* WHAT YOU SHOULD DO: Each entry that follows must be output without any deviation.

(Records from a dataset)
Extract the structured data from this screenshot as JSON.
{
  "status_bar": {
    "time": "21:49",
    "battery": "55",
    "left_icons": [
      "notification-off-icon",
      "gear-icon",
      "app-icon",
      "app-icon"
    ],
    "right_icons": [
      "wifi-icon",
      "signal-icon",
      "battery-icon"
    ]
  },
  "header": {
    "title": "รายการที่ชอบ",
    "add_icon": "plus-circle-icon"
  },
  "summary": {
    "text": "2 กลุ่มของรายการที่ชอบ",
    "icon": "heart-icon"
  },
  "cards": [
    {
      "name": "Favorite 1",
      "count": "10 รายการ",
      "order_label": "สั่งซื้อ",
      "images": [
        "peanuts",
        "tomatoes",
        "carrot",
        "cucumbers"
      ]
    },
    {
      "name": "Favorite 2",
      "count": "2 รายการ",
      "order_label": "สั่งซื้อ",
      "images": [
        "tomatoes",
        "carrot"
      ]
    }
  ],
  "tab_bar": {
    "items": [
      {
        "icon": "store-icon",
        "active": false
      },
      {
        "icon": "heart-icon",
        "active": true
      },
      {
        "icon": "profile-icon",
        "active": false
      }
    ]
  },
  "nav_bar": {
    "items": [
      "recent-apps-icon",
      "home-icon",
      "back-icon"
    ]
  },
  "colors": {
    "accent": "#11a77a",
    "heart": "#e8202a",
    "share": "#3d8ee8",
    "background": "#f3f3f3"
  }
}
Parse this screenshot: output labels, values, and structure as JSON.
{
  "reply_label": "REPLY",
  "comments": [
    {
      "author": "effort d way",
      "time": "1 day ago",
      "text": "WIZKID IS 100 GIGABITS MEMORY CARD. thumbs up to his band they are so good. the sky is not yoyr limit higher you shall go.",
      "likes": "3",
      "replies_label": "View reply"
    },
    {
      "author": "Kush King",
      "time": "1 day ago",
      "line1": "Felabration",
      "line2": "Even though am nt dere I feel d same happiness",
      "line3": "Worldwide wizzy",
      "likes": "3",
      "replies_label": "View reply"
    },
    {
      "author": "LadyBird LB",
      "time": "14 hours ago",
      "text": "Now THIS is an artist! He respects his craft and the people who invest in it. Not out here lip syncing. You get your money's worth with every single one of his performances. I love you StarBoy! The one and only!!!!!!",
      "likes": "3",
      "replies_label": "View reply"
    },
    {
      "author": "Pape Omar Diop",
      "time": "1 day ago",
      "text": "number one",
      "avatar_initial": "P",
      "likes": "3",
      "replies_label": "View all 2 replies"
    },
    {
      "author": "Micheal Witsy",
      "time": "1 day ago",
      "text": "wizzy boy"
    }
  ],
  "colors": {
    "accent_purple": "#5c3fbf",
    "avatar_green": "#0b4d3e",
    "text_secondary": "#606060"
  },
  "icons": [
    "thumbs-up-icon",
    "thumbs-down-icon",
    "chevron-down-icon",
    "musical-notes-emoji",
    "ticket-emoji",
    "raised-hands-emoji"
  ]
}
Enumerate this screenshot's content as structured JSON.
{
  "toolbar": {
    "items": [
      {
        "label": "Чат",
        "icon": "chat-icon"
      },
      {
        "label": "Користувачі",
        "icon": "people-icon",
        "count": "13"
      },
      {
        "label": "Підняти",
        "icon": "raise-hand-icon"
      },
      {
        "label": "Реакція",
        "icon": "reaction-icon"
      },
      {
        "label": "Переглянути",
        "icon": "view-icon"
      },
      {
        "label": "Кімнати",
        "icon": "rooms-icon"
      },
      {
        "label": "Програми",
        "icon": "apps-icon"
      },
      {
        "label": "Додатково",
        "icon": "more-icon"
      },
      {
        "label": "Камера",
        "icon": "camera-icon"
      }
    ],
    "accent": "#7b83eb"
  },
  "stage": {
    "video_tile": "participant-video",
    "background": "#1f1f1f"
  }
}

* RIGHT ANSWER:
Extract the structured data from this screenshot as JSON.
{
  "status_bar": {
    "time": "21:49",
    "battery": "55",
    "left_icons": [
      "notification-off-icon",
      "gear-icon",
      "app-icon",
      "app-icon"
    ],
    "right_icons": [
      "wifi-icon",
      "signal-icon",
      "battery-icon"
    ]
  },
  "header": {
    "title": "รายการที่ชอบ",
    "add_icon": "plus-circle-icon"
  },
  "summary": {
    "text": "2 กลุ่มของรายการที่ชอบ",
    "icon": "heart-icon"
  },
  "cards": [
    {
      "name": "Favorite 1",
      "count": "10 รายการ",
      "order_label": "สั่งซื้อ",
      "images": [
        "peanuts",
        "tomatoes",
        "carrot",
        "cucumbers"
      ]
    },
    {
      "name": "Favorite 2",
      "count": "2 รายการ",
      "order_label": "สั่งซื้อ",
      "images": [
        "tomatoes",
        "carrot"
      ]
    }
  ],
  "tab_bar": {
    "items": [
      {
        "icon": "store-icon",
        "active": false
      },
      {
        "icon": "heart-icon",
        "active": true
      },
      {
        "icon": "profile-icon",
        "active": false
      }
    ]
  },
  "nav_bar": {
    "items": [
      "recent-apps-icon",
      "home-icon",
      "back-icon"
    ]
  },
  "colors": {
    "accent": "#11a77a",
    "heart": "#e8202a",
    "share": "#3d8ee8",
    "background": "#f3f3f3"
  }
}
Parse this screenshot: output labels, values, and structure as JSON.
{
  "reply_label": "REPLY",
  "comments": [
    {
      "author": "effort d way",
      "time": "1 day ago",
      "text": "WIZKID IS 100 GIGABITS MEMORY CARD. thumbs up to his band they are so good. the sky is not yoyr limit higher you shall go.",
      "likes": "3",
      "replies_label": "View reply"
    },
    {
      "author": "Kush King",
      "time": "1 day ago",
      "line1": "Felabration",
      "line2": "Even though am nt dere I feel d same happiness",
      "line3": "Worldwide wizzy",
      "likes": "3",
      "replies_label": "View reply"
    },
    {
      "author": "LadyBird LB",
      "time": "14 hours ago",
      "text": "Now THIS is an artist! He respects his craft and the people who invest in it. Not out here lip syncing. You get your money's worth with every single one of his performances. I love you StarBoy! The one and only!!!!!!",
      "likes": "3",
      "replies_label": "View reply"
    },
    {
      "author": "Pape Omar Diop",
      "time": "1 day ago",
      "text": "number one",
      "avatar_initial": "P",
      "likes": "3",
      "replies_label": "View all 2 replies"
    },
    {
      "author": "Micheal Witsy",
      "time": "1 day ago",
      "text": "wizzy boy"
    }
  ],
  "colors": {
    "accent_purple": "#5c3fbf",
    "avatar_green": "#0b4d3e",
    "text_secondary": "#606060"
  },
  "icons": [
    "thumbs-up-icon",
    "thumbs-down-icon",
    "chevron-down-icon",
    "musical-notes-emoji",
    "ticket-emoji",
    "raised-hands-emoji"
  ]
}
Enumerate this screenshot's content as structured JSON.
{
  "toolbar": {
    "items": [
      {
        "label": "Чат",
        "icon": "chat-icon"
      },
      {
        "label": "Користувачі",
        "icon": "people-icon",
        "count": "13"
      },
      {
        "label": "Підняти",
        "icon": "raise-hand-icon"
      },
      {
        "label": "Реакція",
        "icon": "reaction-icon"
      },
      {
        "label": "Переглянути",
        "icon": "view-icon"
      },
      {
        "label": "Кімнати",
        "icon": "rooms-icon"
      },
      {
        "label": "Програми",
        "icon": "apps-icon"
      },
      {
        "label": "Додатково",
        "icon": "more-icon"
      },
      {
        "label": "Камера",
        "icon": "camera-icon"
      }
    ],
    "accent": "#7b83eb"
  },
  "stage": {
    "video_tile": "participant-video",
    "background": "#1f1f1f"
  }
}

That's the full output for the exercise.